▶ **Written task**
Using the entries that follow, state how many lines contain the word "this". The response is that number and nothing more.

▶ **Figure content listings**
**********

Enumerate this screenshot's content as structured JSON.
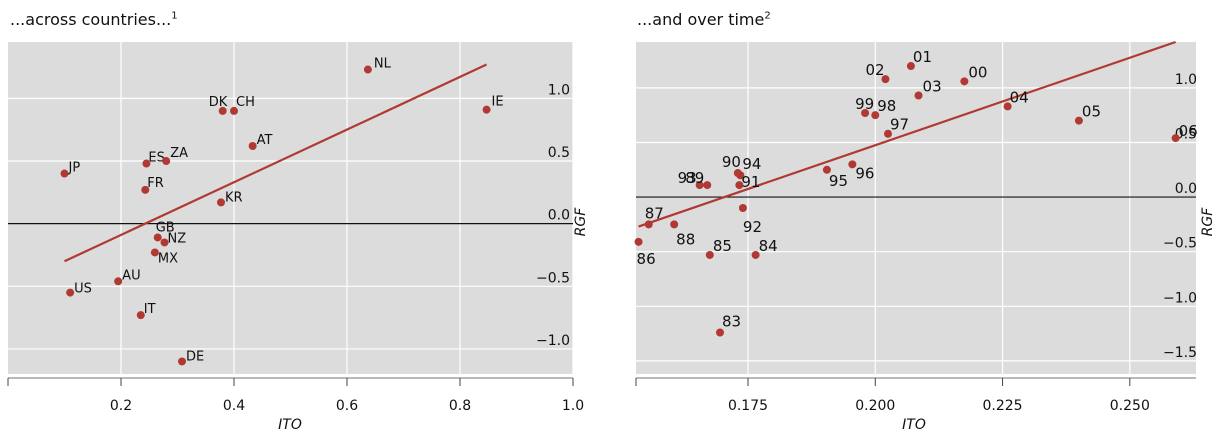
{
  "chart_data": [
    {
      "type": "scatter",
      "title": "...across countries...",
      "title_note": "1",
      "xlabel": "ITO",
      "ylabel": "RGF",
      "xlim": [
        0.0,
        1.0
      ],
      "ylim": [
        -1.2,
        1.45
      ],
      "x_ticks": [
        0.2,
        0.4,
        0.6,
        0.8,
        1.0
      ],
      "x_tick_labels": [
        "0.2",
        "0.4",
        "0.6",
        "0.8",
        "1.0"
      ],
      "y_ticks": [
        -1.0,
        -0.5,
        0.0,
        0.5,
        1.0
      ],
      "y_tick_labels": [
        "−1.0",
        "−0.5",
        "0.0",
        "0.5",
        "1.0"
      ],
      "grid": true,
      "zero_line": true,
      "point_color": "#b03a33",
      "line_color": "#b03a33",
      "background": "#dcdcdc",
      "points": [
        {
          "label": "NL",
          "x": 0.637,
          "y": 1.23
        },
        {
          "label": "IE",
          "x": 0.847,
          "y": 0.91
        },
        {
          "label": "DK",
          "x": 0.38,
          "y": 0.9
        },
        {
          "label": "CH",
          "x": 0.4,
          "y": 0.9
        },
        {
          "label": "AT",
          "x": 0.433,
          "y": 0.62
        },
        {
          "label": "ES",
          "x": 0.245,
          "y": 0.48
        },
        {
          "label": "ZA",
          "x": 0.28,
          "y": 0.5
        },
        {
          "label": "JP",
          "x": 0.1,
          "y": 0.4
        },
        {
          "label": "FR",
          "x": 0.243,
          "y": 0.27
        },
        {
          "label": "KR",
          "x": 0.377,
          "y": 0.17
        },
        {
          "label": "GB",
          "x": 0.265,
          "y": -0.11
        },
        {
          "label": "NZ",
          "x": 0.277,
          "y": -0.15
        },
        {
          "label": "MX",
          "x": 0.26,
          "y": -0.23
        },
        {
          "label": "AU",
          "x": 0.195,
          "y": -0.46
        },
        {
          "label": "US",
          "x": 0.11,
          "y": -0.55
        },
        {
          "label": "IT",
          "x": 0.235,
          "y": -0.73
        },
        {
          "label": "DE",
          "x": 0.308,
          "y": -1.1
        }
      ],
      "fit_line": {
        "x": [
          0.1,
          0.847
        ],
        "y": [
          -0.3,
          1.27
        ]
      }
    },
    {
      "type": "scatter",
      "title": "...and over time",
      "title_note": "2",
      "xlabel": "ITO",
      "ylabel": "RGF",
      "xlim": [
        0.153,
        0.263
      ],
      "ylim": [
        -1.62,
        1.42
      ],
      "x_ticks": [
        0.175,
        0.2,
        0.225,
        0.25
      ],
      "x_tick_labels": [
        "0.175",
        "0.200",
        "0.225",
        "0.250"
      ],
      "y_ticks": [
        -1.5,
        -1.0,
        -0.5,
        0.0,
        0.5,
        1.0
      ],
      "y_tick_labels": [
        "−1.5",
        "−1.0",
        "−0.5",
        "0.0",
        "0.5",
        "1.0"
      ],
      "grid": true,
      "zero_line": true,
      "point_color": "#b03a33",
      "line_color": "#b03a33",
      "background": "#dcdcdc",
      "points": [
        {
          "label": "01",
          "x": 0.207,
          "y": 1.2
        },
        {
          "label": "02",
          "x": 0.202,
          "y": 1.08
        },
        {
          "label": "00",
          "x": 0.2175,
          "y": 1.06
        },
        {
          "label": "03",
          "x": 0.2085,
          "y": 0.93
        },
        {
          "label": "99",
          "x": 0.198,
          "y": 0.77
        },
        {
          "label": "98",
          "x": 0.2,
          "y": 0.75
        },
        {
          "label": "04",
          "x": 0.226,
          "y": 0.83
        },
        {
          "label": "05",
          "x": 0.24,
          "y": 0.7
        },
        {
          "label": "06",
          "x": 0.259,
          "y": 0.54
        },
        {
          "label": "97",
          "x": 0.2025,
          "y": 0.58
        },
        {
          "label": "90",
          "x": 0.173,
          "y": 0.22
        },
        {
          "label": "94",
          "x": 0.1735,
          "y": 0.2
        },
        {
          "label": "96",
          "x": 0.1955,
          "y": 0.3
        },
        {
          "label": "95",
          "x": 0.1905,
          "y": 0.25
        },
        {
          "label": "93",
          "x": 0.1655,
          "y": 0.11
        },
        {
          "label": "89",
          "x": 0.167,
          "y": 0.11
        },
        {
          "label": "91",
          "x": 0.1733,
          "y": 0.11
        },
        {
          "label": "92",
          "x": 0.174,
          "y": -0.1
        },
        {
          "label": "87",
          "x": 0.1555,
          "y": -0.25
        },
        {
          "label": "88",
          "x": 0.1605,
          "y": -0.25
        },
        {
          "label": "86",
          "x": 0.1535,
          "y": -0.41
        },
        {
          "label": "85",
          "x": 0.1675,
          "y": -0.53
        },
        {
          "label": "84",
          "x": 0.1765,
          "y": -0.53
        },
        {
          "label": "83",
          "x": 0.1695,
          "y": -1.24
        }
      ],
      "fit_line": {
        "x": [
          0.1535,
          0.259
        ],
        "y": [
          -0.27,
          1.42
        ]
      }
    }
  ]
}
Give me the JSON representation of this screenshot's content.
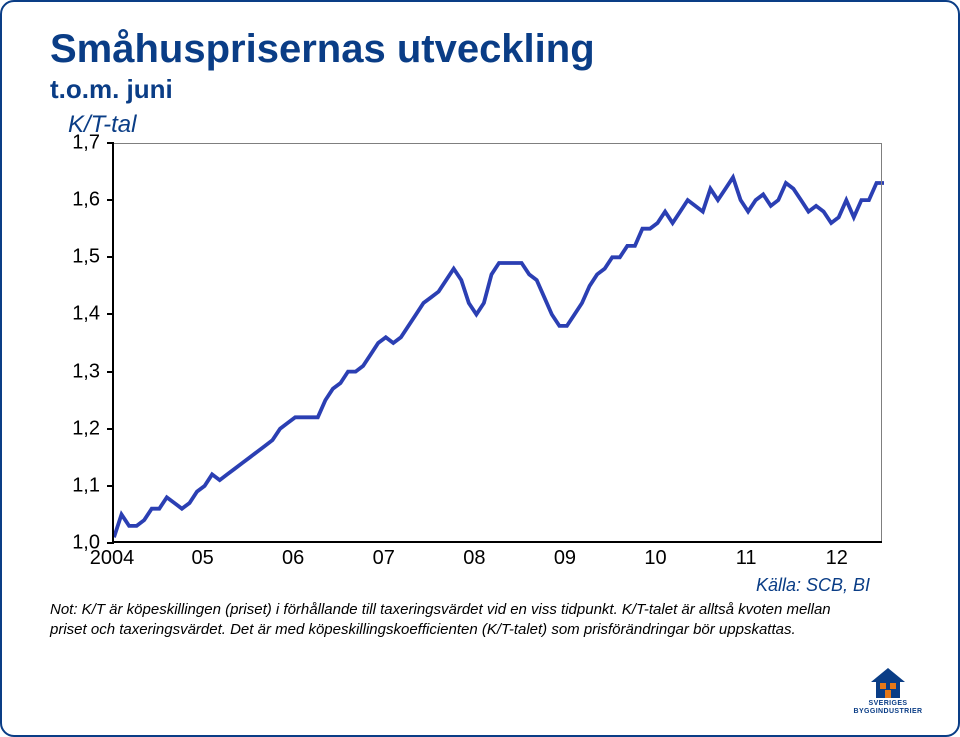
{
  "title": "Småhusprisernas utveckling",
  "subtitle": "t.o.m. juni",
  "ylabel": "K/T-tal",
  "source": "Källa: SCB, BI",
  "footnote": "Not: K/T är köpeskillingen (priset) i förhållande till taxeringsvärdet vid en viss tidpunkt. K/T-talet är alltså kvoten mellan priset och taxeringsvärdet. Det är med köpeskillingskoefficienten (K/T-talet) som prisförändringar bör uppskattas.",
  "logo_line1": "SVERIGES",
  "logo_line2": "BYGGINDUSTRIER",
  "chart": {
    "type": "line",
    "background_color": "#ffffff",
    "axis_color": "#000000",
    "plot_border_color": "#7f7f7f",
    "line_color": "#2b3fb3",
    "line_width": 3.8,
    "title_color": "#0a3d86",
    "title_fontsize": 40,
    "subtitle_fontsize": 26,
    "ylabel_fontsize": 24,
    "tick_fontsize": 20,
    "footnote_fontsize": 15,
    "x_index_min": 0,
    "x_index_max": 102,
    "ylim": [
      1.0,
      1.7
    ],
    "yticks": [
      1.0,
      1.1,
      1.2,
      1.3,
      1.4,
      1.5,
      1.6,
      1.7
    ],
    "ytick_labels": [
      "1,0",
      "1,1",
      "1,2",
      "1,3",
      "1,4",
      "1,5",
      "1,6",
      "1,7"
    ],
    "xtick_indices": [
      0,
      12,
      24,
      36,
      48,
      60,
      72,
      84,
      96
    ],
    "xtick_labels": [
      "2004",
      "05",
      "06",
      "07",
      "08",
      "09",
      "10",
      "11",
      "12"
    ],
    "values": [
      1.01,
      1.05,
      1.03,
      1.03,
      1.04,
      1.06,
      1.06,
      1.08,
      1.07,
      1.06,
      1.07,
      1.09,
      1.1,
      1.12,
      1.11,
      1.12,
      1.13,
      1.14,
      1.15,
      1.16,
      1.17,
      1.18,
      1.2,
      1.21,
      1.22,
      1.22,
      1.22,
      1.22,
      1.25,
      1.27,
      1.28,
      1.3,
      1.3,
      1.31,
      1.33,
      1.35,
      1.36,
      1.35,
      1.36,
      1.38,
      1.4,
      1.42,
      1.43,
      1.44,
      1.46,
      1.48,
      1.46,
      1.42,
      1.4,
      1.42,
      1.47,
      1.49,
      1.49,
      1.49,
      1.49,
      1.47,
      1.46,
      1.43,
      1.4,
      1.38,
      1.38,
      1.4,
      1.42,
      1.45,
      1.47,
      1.48,
      1.5,
      1.5,
      1.52,
      1.52,
      1.55,
      1.55,
      1.56,
      1.58,
      1.56,
      1.58,
      1.6,
      1.59,
      1.58,
      1.62,
      1.6,
      1.62,
      1.64,
      1.6,
      1.58,
      1.6,
      1.61,
      1.59,
      1.6,
      1.63,
      1.62,
      1.6,
      1.58,
      1.59,
      1.58,
      1.56,
      1.57,
      1.6,
      1.57,
      1.6,
      1.6,
      1.63,
      1.63
    ]
  }
}
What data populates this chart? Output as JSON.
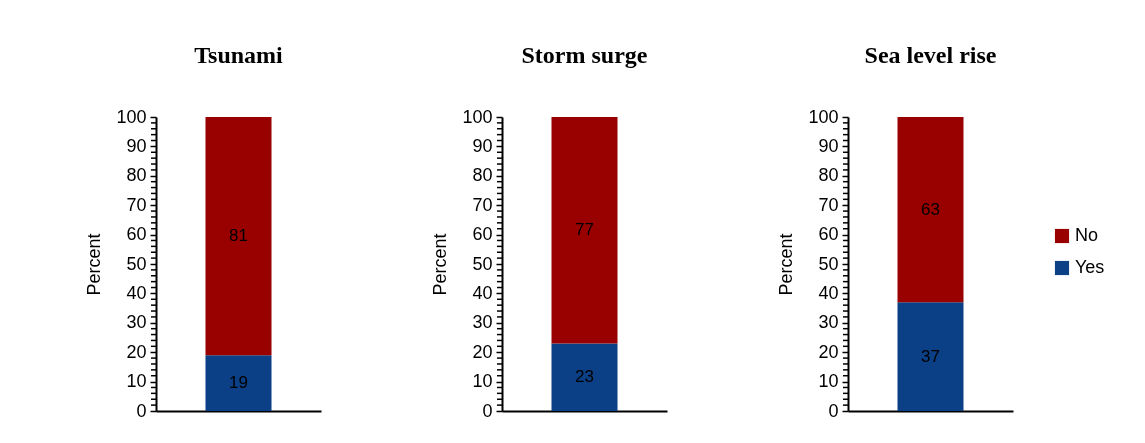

**********

▶ **Finished exercise**
3